Exercise task: Transcribe the records below exactly as they appear, omitting any pictures.

Data section:
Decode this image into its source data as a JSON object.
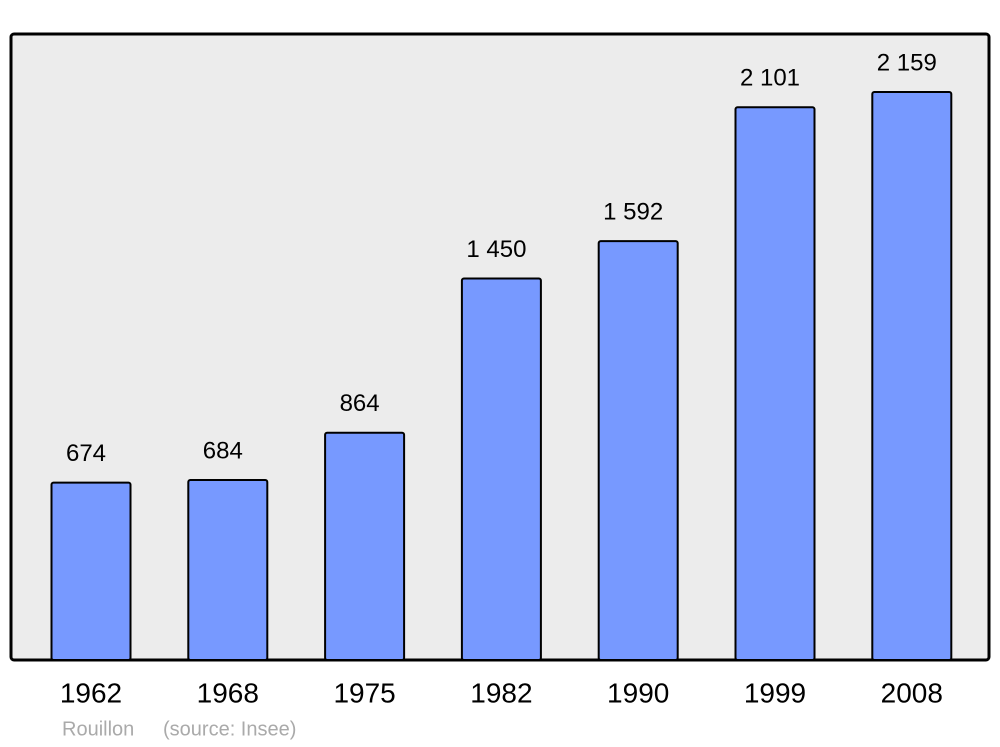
{
  "chart_data": {
    "type": "bar",
    "categories": [
      "1962",
      "1968",
      "1975",
      "1982",
      "1990",
      "1999",
      "2008"
    ],
    "values": [
      674,
      684,
      864,
      1450,
      1592,
      2101,
      2159
    ],
    "value_labels": [
      "674",
      "684",
      "864",
      "1 450",
      "1 592",
      "2 101",
      "2 159"
    ],
    "color": "#7799ff",
    "caption": "Rouillon",
    "source": "(source: Insee)"
  }
}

Result below:
Decode this image into its source data as a JSON object.
{
  "chart_data": {
    "type": "bar",
    "categories": [
      "1962",
      "1968",
      "1975",
      "1982",
      "1990",
      "1999",
      "2008"
    ],
    "values": [
      674,
      684,
      864,
      1450,
      1592,
      2101,
      2159
    ],
    "value_labels": [
      "674",
      "684",
      "864",
      "1 450",
      "1 592",
      "2 101",
      "2 159"
    ],
    "color": "#7799ff",
    "caption": "Rouillon",
    "source": "(source: Insee)"
  }
}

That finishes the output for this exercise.